- Set problem -
Without the pictures, set down every line of the data exactly.

○ ○ ○ ○

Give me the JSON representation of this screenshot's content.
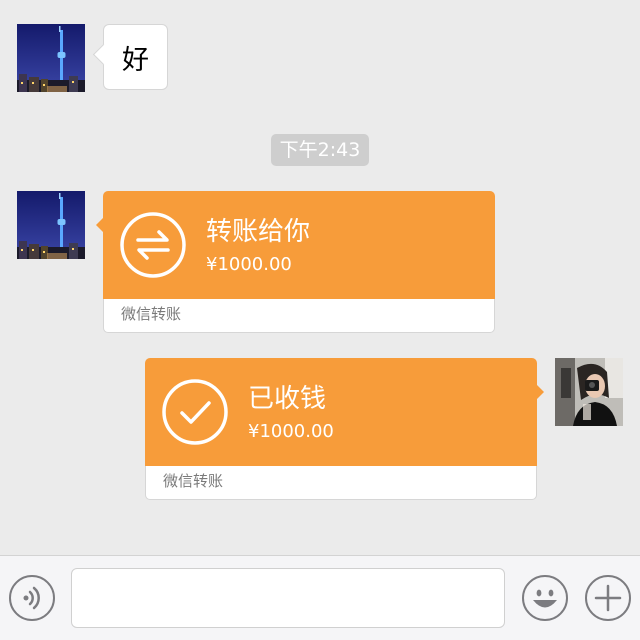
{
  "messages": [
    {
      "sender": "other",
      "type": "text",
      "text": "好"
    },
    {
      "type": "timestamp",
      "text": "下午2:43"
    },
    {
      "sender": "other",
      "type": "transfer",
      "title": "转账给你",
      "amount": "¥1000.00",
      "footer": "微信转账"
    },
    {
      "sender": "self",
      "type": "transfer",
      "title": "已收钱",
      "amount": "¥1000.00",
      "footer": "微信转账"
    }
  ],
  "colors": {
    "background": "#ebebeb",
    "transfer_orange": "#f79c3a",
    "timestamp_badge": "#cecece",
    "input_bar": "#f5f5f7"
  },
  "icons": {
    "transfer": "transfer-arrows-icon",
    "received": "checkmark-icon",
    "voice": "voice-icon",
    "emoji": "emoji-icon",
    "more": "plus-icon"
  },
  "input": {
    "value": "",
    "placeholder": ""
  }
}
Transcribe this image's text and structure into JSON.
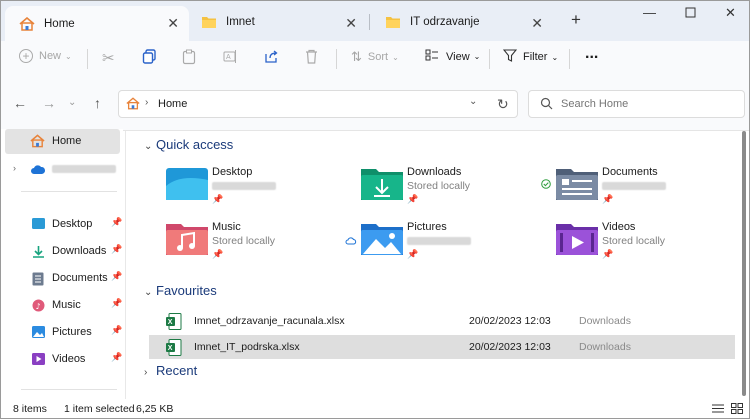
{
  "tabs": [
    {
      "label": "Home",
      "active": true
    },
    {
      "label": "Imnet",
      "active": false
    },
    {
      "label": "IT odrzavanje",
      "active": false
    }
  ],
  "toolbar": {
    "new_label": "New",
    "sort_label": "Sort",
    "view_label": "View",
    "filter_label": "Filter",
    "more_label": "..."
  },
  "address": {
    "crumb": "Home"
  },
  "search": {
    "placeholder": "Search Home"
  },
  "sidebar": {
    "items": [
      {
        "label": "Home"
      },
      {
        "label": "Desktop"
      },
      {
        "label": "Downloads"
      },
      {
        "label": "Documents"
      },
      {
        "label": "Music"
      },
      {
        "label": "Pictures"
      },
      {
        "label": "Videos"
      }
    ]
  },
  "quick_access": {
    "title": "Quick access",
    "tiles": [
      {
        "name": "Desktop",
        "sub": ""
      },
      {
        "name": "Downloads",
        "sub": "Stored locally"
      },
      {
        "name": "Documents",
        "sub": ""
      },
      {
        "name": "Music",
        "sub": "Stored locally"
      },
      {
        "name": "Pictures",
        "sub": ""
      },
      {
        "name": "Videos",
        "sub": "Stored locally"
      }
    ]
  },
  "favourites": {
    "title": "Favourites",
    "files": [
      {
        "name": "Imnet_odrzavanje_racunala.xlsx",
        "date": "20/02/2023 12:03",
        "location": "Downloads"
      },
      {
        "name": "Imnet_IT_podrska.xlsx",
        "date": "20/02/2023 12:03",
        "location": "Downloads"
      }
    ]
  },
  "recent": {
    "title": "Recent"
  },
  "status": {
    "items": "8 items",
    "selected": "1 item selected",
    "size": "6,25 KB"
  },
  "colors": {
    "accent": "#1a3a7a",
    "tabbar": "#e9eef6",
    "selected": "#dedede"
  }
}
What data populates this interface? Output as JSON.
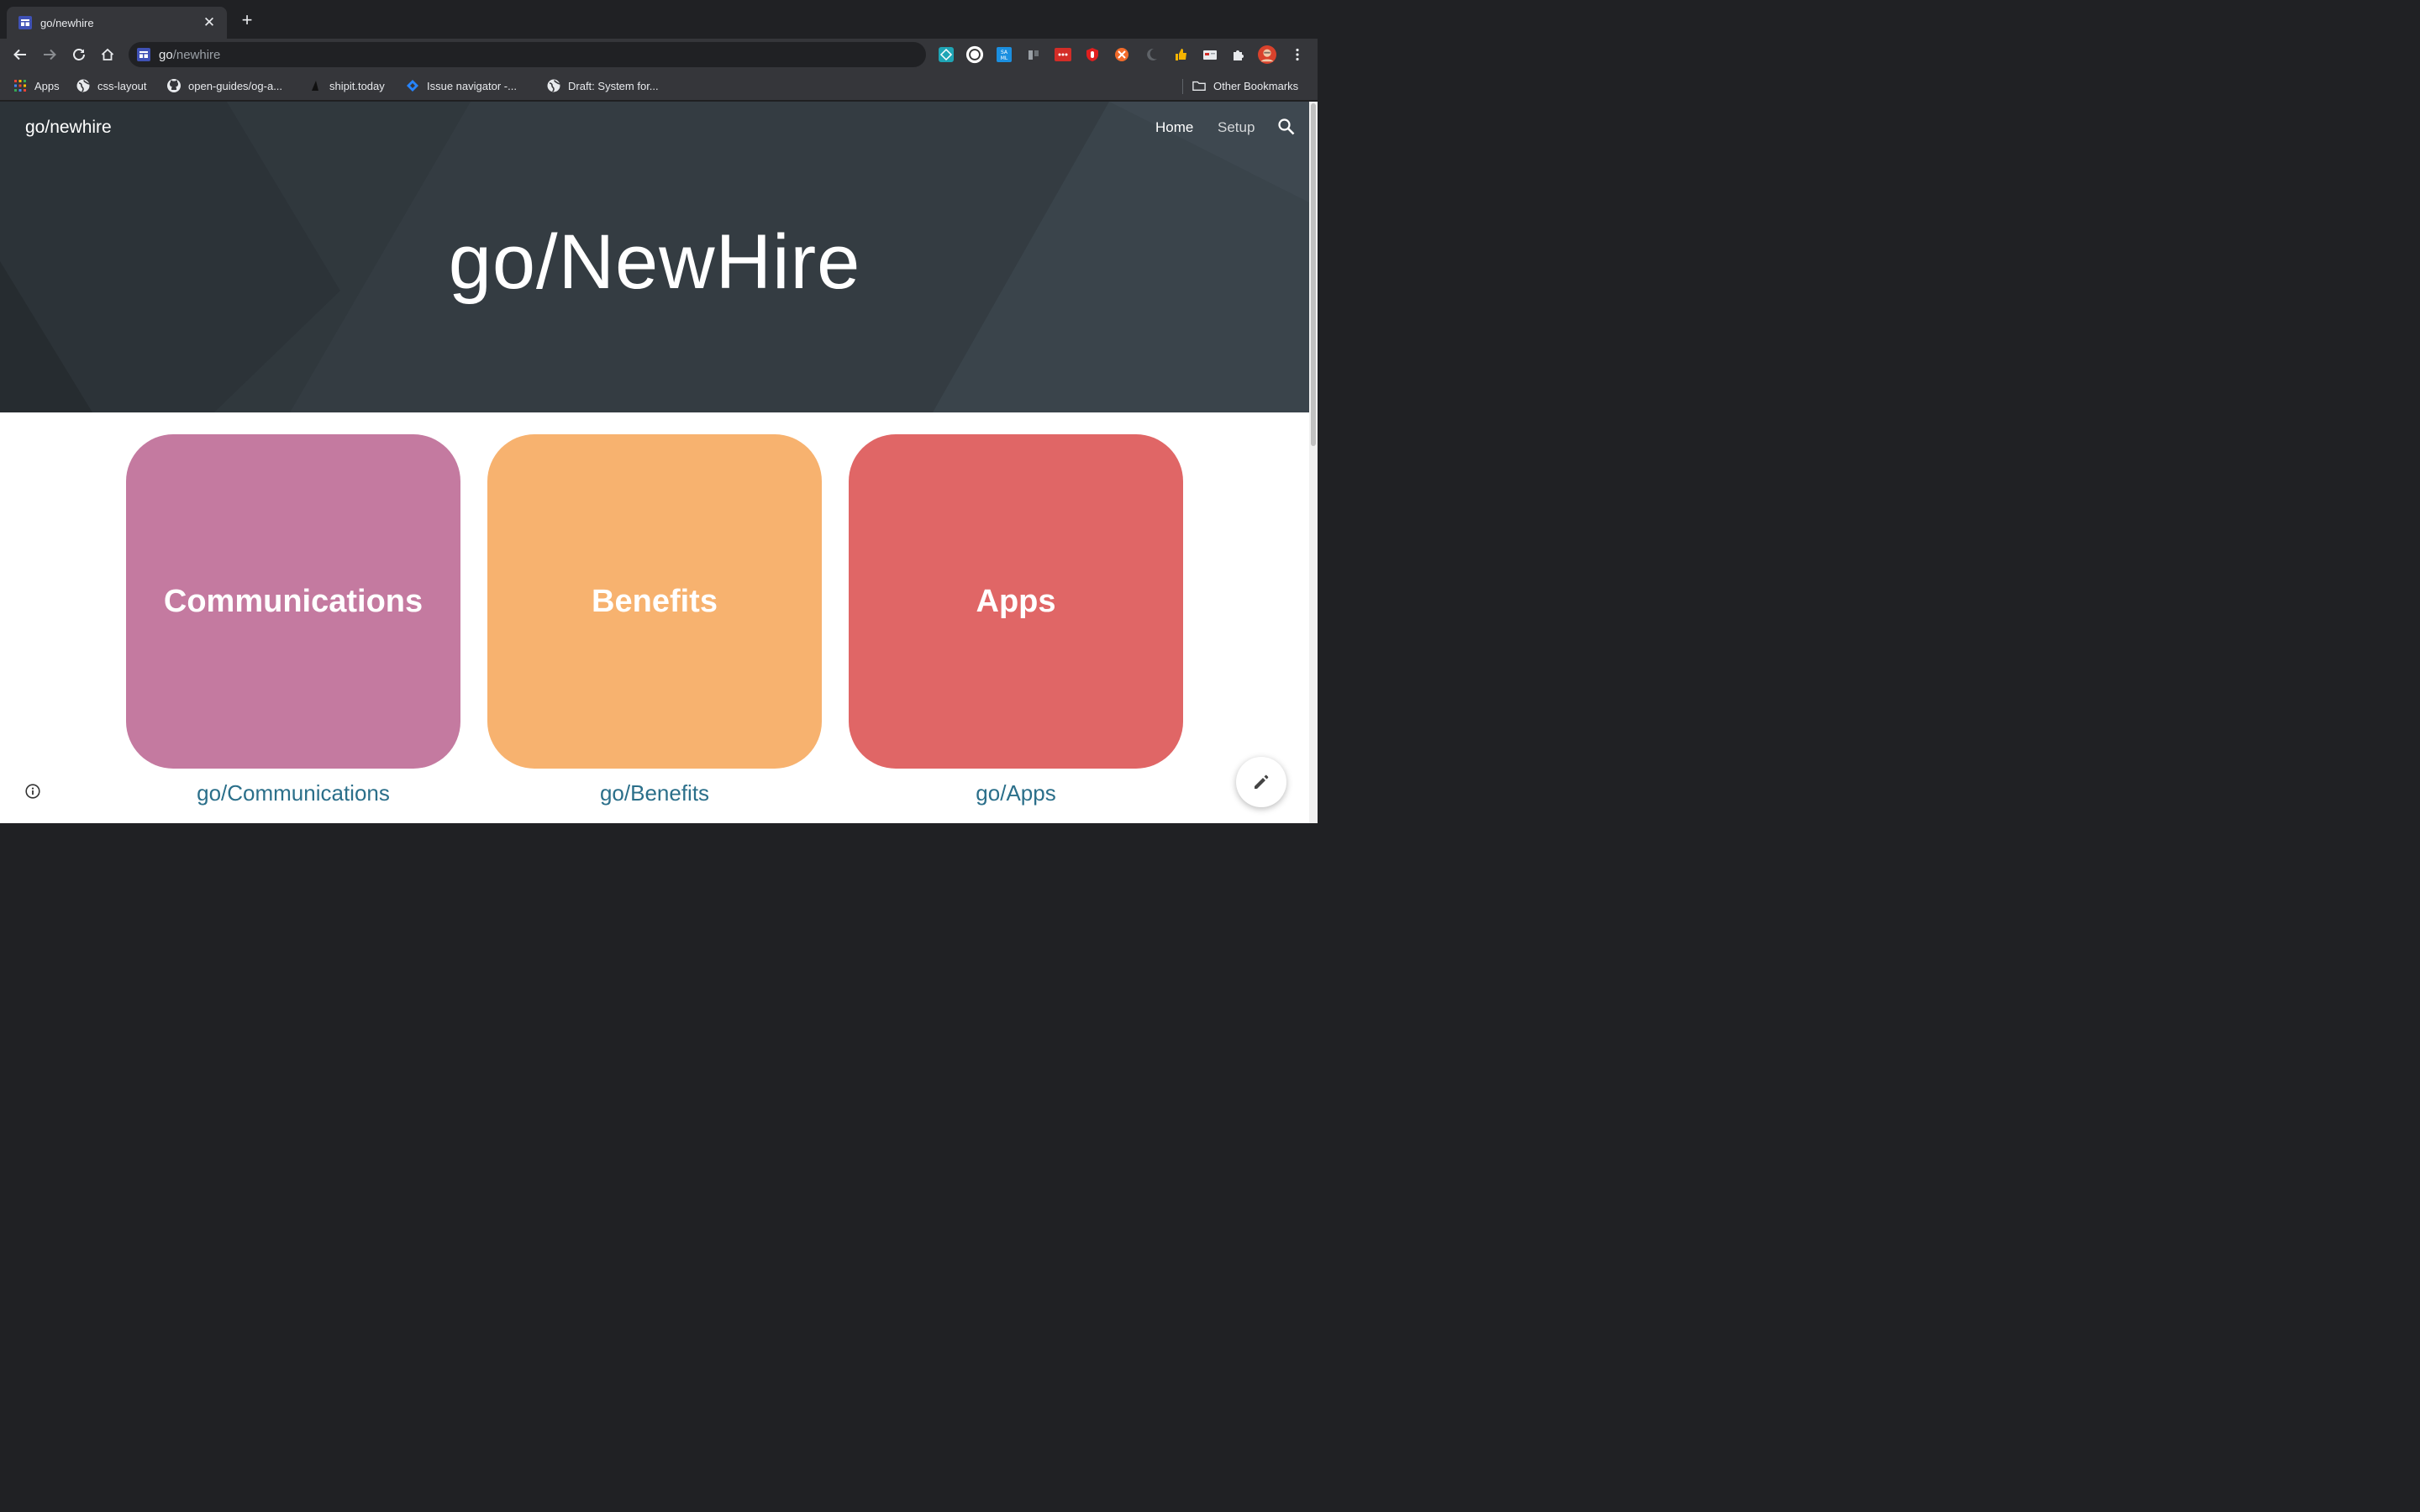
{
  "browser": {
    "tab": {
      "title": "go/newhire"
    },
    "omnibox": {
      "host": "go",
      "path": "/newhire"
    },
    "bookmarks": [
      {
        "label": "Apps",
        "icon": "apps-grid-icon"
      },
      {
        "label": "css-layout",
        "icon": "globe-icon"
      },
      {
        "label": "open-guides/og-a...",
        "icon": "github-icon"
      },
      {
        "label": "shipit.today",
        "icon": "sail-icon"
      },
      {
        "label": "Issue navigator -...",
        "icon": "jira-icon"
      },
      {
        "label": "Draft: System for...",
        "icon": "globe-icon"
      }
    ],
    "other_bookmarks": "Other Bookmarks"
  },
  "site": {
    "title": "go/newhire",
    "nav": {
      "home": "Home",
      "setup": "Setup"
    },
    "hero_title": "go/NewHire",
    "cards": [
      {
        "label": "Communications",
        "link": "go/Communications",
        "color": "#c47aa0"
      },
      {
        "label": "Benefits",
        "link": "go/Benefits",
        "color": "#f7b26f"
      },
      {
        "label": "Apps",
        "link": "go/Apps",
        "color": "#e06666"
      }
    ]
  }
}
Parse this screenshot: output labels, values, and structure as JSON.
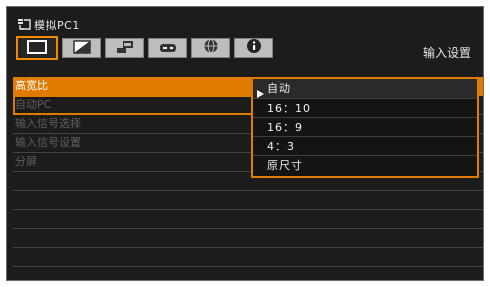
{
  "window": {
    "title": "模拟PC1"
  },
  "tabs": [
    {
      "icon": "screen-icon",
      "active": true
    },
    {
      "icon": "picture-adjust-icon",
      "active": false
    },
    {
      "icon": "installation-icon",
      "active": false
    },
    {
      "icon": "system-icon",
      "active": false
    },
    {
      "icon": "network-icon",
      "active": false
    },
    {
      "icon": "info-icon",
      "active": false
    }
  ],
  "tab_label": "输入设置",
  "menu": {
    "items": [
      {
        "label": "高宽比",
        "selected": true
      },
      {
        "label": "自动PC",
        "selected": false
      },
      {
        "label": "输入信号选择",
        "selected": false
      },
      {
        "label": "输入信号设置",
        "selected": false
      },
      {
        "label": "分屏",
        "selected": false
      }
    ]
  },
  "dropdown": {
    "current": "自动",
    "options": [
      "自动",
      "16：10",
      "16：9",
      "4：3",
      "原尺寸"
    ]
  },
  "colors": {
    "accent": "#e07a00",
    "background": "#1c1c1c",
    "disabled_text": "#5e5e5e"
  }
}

○ ○ ○ ○

- Solution -
Give me the JSON representation of this screenshot's content.
{
  "messages": [
    {
      "sender": "other",
      "type": "text",
      "text": "好"
    },
    {
      "type": "timestamp",
      "text": "下午2:43"
    },
    {
      "sender": "other",
      "type": "transfer",
      "title": "转账给你",
      "amount": "¥1000.00",
      "footer": "微信转账"
    },
    {
      "sender": "self",
      "type": "transfer",
      "title": "已收钱",
      "amount": "¥1000.00",
      "footer": "微信转账"
    }
  ],
  "colors": {
    "background": "#ebebeb",
    "transfer_orange": "#f79c3a",
    "timestamp_badge": "#cecece",
    "input_bar": "#f5f5f7"
  },
  "icons": {
    "transfer": "transfer-arrows-icon",
    "received": "checkmark-icon",
    "voice": "voice-icon",
    "emoji": "emoji-icon",
    "more": "plus-icon"
  },
  "input": {
    "value": "",
    "placeholder": ""
  }
}
Transcribe this image's text and structure into JSON.
{
  "tabs": [
    {
      "label": "Home",
      "active": true
    },
    {
      "label": "Imnet",
      "active": false
    },
    {
      "label": "IT odrzavanje",
      "active": false
    }
  ],
  "toolbar": {
    "new_label": "New",
    "sort_label": "Sort",
    "view_label": "View",
    "filter_label": "Filter",
    "more_label": "..."
  },
  "address": {
    "crumb": "Home"
  },
  "search": {
    "placeholder": "Search Home"
  },
  "sidebar": {
    "items": [
      {
        "label": "Home"
      },
      {
        "label": "Desktop"
      },
      {
        "label": "Downloads"
      },
      {
        "label": "Documents"
      },
      {
        "label": "Music"
      },
      {
        "label": "Pictures"
      },
      {
        "label": "Videos"
      }
    ]
  },
  "quick_access": {
    "title": "Quick access",
    "tiles": [
      {
        "name": "Desktop",
        "sub": ""
      },
      {
        "name": "Downloads",
        "sub": "Stored locally"
      },
      {
        "name": "Documents",
        "sub": ""
      },
      {
        "name": "Music",
        "sub": "Stored locally"
      },
      {
        "name": "Pictures",
        "sub": ""
      },
      {
        "name": "Videos",
        "sub": "Stored locally"
      }
    ]
  },
  "favourites": {
    "title": "Favourites",
    "files": [
      {
        "name": "Imnet_odrzavanje_racunala.xlsx",
        "date": "20/02/2023 12:03",
        "location": "Downloads"
      },
      {
        "name": "Imnet_IT_podrska.xlsx",
        "date": "20/02/2023 12:03",
        "location": "Downloads"
      }
    ]
  },
  "recent": {
    "title": "Recent"
  },
  "status": {
    "items": "8 items",
    "selected": "1 item selected",
    "size": "6,25 KB"
  },
  "colors": {
    "accent": "#1a3a7a",
    "tabbar": "#e9eef6",
    "selected": "#dedede"
  }
}
What data populates this interface? Output as JSON.
{
  "browser": {
    "tab": {
      "title": "go/newhire"
    },
    "omnibox": {
      "host": "go",
      "path": "/newhire"
    },
    "bookmarks": [
      {
        "label": "Apps",
        "icon": "apps-grid-icon"
      },
      {
        "label": "css-layout",
        "icon": "globe-icon"
      },
      {
        "label": "open-guides/og-a...",
        "icon": "github-icon"
      },
      {
        "label": "shipit.today",
        "icon": "sail-icon"
      },
      {
        "label": "Issue navigator -...",
        "icon": "jira-icon"
      },
      {
        "label": "Draft: System for...",
        "icon": "globe-icon"
      }
    ],
    "other_bookmarks": "Other Bookmarks"
  },
  "site": {
    "title": "go/newhire",
    "nav": {
      "home": "Home",
      "setup": "Setup"
    },
    "hero_title": "go/NewHire",
    "cards": [
      {
        "label": "Communications",
        "link": "go/Communications",
        "color": "#c47aa0"
      },
      {
        "label": "Benefits",
        "link": "go/Benefits",
        "color": "#f7b26f"
      },
      {
        "label": "Apps",
        "link": "go/Apps",
        "color": "#e06666"
      }
    ]
  }
}
Parse this screenshot: output labels, values, and structure as JSON.
{
  "window": {
    "title": "模拟PC1"
  },
  "tabs": [
    {
      "icon": "screen-icon",
      "active": true
    },
    {
      "icon": "picture-adjust-icon",
      "active": false
    },
    {
      "icon": "installation-icon",
      "active": false
    },
    {
      "icon": "system-icon",
      "active": false
    },
    {
      "icon": "network-icon",
      "active": false
    },
    {
      "icon": "info-icon",
      "active": false
    }
  ],
  "tab_label": "输入设置",
  "menu": {
    "items": [
      {
        "label": "高宽比",
        "selected": true
      },
      {
        "label": "自动PC",
        "selected": false
      },
      {
        "label": "输入信号选择",
        "selected": false
      },
      {
        "label": "输入信号设置",
        "selected": false
      },
      {
        "label": "分屏",
        "selected": false
      }
    ]
  },
  "dropdown": {
    "current": "自动",
    "options": [
      "自动",
      "16：10",
      "16：9",
      "4：3",
      "原尺寸"
    ]
  },
  "colors": {
    "accent": "#e07a00",
    "background": "#1c1c1c",
    "disabled_text": "#5e5e5e"
  }
}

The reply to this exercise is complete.